__Problem to work on__
The exercise asks you to copy every line below in which "value" appears.

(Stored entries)
______
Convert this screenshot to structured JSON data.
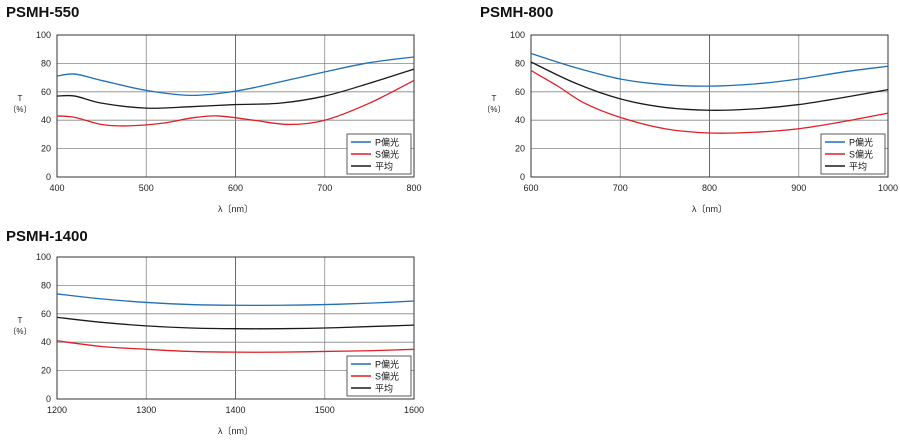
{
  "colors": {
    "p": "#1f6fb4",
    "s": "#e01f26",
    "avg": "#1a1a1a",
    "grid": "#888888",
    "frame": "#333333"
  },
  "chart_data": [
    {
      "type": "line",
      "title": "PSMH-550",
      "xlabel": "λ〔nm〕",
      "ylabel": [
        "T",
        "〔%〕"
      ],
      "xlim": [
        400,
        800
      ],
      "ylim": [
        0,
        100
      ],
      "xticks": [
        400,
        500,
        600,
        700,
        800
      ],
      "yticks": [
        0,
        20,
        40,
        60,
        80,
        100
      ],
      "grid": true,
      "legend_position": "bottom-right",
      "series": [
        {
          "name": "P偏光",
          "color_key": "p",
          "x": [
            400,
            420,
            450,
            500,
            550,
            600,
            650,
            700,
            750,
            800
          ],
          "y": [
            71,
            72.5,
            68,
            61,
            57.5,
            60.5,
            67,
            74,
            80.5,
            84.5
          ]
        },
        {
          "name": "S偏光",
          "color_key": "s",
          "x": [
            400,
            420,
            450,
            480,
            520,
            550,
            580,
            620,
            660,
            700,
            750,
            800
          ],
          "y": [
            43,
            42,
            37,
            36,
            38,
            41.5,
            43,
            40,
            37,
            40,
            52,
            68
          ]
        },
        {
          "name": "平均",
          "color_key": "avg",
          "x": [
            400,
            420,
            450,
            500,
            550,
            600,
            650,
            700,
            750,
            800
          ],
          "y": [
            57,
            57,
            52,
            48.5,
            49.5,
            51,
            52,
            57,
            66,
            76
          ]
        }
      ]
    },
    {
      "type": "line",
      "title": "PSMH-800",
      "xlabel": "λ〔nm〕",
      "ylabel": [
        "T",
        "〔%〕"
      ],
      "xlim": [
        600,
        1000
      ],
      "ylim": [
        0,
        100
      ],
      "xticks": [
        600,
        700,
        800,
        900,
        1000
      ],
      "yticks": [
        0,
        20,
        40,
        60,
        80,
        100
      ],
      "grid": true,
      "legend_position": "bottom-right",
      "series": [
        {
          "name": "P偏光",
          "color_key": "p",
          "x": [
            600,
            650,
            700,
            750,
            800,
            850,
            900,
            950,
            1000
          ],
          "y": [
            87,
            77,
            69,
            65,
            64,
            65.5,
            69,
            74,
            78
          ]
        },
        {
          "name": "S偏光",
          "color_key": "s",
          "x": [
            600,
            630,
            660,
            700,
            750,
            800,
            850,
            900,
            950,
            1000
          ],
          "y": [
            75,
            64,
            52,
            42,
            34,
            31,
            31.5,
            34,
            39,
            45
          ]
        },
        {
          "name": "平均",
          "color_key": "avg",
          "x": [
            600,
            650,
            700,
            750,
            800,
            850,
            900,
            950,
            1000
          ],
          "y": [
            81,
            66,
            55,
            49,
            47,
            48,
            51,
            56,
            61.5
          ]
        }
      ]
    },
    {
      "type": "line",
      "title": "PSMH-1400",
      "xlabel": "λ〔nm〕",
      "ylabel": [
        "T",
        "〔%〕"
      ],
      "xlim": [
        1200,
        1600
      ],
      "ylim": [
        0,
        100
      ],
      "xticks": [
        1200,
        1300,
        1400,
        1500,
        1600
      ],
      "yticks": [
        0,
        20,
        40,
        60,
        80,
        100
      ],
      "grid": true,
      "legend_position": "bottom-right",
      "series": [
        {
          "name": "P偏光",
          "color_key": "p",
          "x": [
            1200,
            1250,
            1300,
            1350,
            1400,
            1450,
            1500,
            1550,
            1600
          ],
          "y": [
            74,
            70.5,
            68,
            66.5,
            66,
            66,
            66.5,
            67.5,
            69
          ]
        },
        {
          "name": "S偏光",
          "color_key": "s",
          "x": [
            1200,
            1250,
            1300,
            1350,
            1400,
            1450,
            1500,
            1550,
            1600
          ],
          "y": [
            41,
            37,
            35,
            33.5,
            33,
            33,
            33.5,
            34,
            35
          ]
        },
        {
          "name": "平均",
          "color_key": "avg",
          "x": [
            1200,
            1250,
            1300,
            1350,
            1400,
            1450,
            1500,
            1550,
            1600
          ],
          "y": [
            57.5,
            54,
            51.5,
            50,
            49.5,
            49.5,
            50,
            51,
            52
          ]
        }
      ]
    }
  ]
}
______
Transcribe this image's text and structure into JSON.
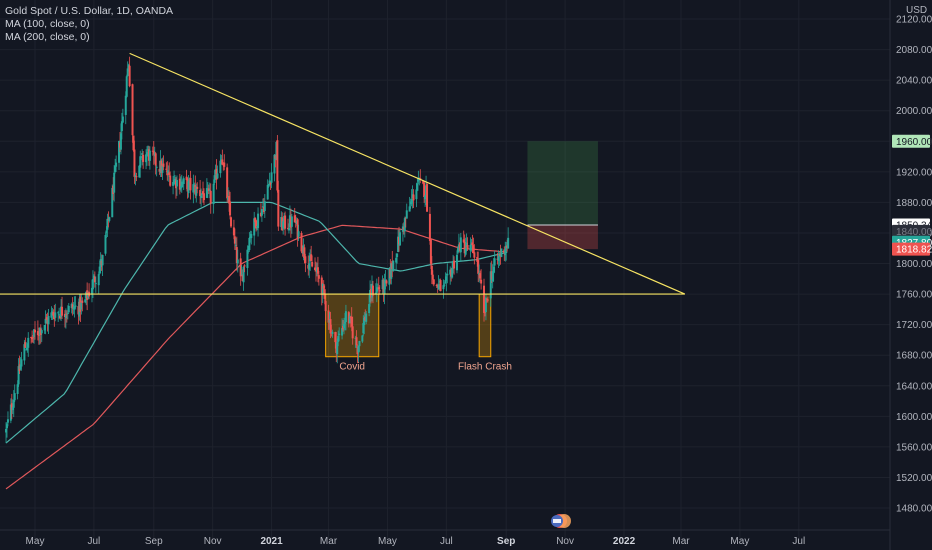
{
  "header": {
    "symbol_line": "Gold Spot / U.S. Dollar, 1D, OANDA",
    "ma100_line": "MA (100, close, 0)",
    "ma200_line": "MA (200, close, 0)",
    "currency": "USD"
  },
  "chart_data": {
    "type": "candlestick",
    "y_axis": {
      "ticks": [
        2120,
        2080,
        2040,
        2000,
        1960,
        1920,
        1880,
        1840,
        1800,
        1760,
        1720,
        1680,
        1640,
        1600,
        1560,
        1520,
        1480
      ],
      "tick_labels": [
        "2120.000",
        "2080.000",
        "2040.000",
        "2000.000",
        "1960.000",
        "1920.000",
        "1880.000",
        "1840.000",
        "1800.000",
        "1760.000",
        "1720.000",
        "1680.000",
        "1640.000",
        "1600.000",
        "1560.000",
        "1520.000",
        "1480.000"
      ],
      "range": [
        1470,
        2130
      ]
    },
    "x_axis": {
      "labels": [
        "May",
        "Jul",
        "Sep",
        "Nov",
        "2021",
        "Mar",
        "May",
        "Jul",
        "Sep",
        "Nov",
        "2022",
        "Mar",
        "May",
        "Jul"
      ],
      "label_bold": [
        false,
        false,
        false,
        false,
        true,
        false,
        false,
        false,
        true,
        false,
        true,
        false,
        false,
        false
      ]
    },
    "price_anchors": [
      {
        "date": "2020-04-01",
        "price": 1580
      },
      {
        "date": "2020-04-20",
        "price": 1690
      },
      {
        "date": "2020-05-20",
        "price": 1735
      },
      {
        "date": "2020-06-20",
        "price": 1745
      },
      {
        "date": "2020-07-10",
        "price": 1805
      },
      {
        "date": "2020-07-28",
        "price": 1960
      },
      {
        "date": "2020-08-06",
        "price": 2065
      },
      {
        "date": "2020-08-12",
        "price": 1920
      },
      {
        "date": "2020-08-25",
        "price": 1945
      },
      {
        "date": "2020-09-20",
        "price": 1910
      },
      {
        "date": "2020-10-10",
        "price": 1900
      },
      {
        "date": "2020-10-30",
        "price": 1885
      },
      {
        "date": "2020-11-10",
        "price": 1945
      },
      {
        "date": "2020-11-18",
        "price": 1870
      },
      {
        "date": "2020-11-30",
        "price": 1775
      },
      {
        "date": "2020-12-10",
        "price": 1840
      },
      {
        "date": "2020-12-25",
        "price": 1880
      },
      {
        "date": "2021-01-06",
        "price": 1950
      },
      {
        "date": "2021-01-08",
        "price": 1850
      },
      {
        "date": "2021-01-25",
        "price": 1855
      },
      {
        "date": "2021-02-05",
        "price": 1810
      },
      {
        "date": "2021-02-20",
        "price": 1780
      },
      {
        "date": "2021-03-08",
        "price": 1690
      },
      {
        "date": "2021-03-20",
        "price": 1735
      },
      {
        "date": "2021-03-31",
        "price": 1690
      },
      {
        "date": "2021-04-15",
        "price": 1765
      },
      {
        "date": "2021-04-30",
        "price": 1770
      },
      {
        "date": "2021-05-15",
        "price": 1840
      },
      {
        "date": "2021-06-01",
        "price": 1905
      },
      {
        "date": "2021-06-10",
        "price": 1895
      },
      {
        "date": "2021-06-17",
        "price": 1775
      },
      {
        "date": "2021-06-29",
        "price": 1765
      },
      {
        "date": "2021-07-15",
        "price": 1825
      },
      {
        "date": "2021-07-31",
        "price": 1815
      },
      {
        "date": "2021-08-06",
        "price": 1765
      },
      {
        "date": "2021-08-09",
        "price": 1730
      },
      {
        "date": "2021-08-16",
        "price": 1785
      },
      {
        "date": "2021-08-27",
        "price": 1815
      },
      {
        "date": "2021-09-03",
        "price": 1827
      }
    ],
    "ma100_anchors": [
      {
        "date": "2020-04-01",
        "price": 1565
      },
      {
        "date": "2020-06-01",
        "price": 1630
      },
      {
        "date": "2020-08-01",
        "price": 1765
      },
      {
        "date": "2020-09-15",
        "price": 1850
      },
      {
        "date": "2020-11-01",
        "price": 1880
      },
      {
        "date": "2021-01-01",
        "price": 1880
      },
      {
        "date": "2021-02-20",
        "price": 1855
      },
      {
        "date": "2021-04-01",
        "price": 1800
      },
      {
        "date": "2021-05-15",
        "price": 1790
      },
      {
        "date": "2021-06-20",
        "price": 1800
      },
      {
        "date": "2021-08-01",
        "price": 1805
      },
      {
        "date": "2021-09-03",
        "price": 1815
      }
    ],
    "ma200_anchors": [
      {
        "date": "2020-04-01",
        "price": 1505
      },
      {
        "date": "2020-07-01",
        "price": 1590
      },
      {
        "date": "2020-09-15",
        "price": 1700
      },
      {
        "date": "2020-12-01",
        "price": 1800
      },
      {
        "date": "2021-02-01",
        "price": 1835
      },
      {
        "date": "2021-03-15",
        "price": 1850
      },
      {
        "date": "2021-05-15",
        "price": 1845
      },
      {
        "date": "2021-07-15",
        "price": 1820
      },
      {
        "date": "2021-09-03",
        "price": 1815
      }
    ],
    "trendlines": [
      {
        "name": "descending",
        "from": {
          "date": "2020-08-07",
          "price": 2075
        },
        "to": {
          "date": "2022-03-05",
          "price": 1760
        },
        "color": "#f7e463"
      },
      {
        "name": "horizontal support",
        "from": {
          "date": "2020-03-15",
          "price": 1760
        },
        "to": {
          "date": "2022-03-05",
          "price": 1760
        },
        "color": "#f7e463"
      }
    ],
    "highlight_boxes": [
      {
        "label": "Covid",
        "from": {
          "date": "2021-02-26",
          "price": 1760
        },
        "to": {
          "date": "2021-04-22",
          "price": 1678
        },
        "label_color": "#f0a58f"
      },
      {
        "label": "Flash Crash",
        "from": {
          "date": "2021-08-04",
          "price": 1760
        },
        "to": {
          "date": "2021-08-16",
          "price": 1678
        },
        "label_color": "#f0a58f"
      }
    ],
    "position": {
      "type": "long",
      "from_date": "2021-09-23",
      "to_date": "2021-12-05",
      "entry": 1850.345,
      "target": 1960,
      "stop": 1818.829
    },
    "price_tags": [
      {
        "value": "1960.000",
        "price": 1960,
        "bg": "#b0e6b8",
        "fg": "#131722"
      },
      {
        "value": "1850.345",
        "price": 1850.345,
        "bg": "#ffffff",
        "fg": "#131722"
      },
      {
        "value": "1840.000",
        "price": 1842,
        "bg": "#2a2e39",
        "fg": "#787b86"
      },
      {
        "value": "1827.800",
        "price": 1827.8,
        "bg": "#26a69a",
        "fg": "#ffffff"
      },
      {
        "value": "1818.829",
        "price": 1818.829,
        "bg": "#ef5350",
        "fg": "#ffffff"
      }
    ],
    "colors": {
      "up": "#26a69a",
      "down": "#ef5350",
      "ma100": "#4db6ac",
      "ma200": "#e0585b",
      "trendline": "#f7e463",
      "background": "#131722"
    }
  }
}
______
__Answer__
        "value": "1960.000",
        "value": "1850.345",
        "value": "1840.000",
        "value": "1827.800",
        "value": "1818.829",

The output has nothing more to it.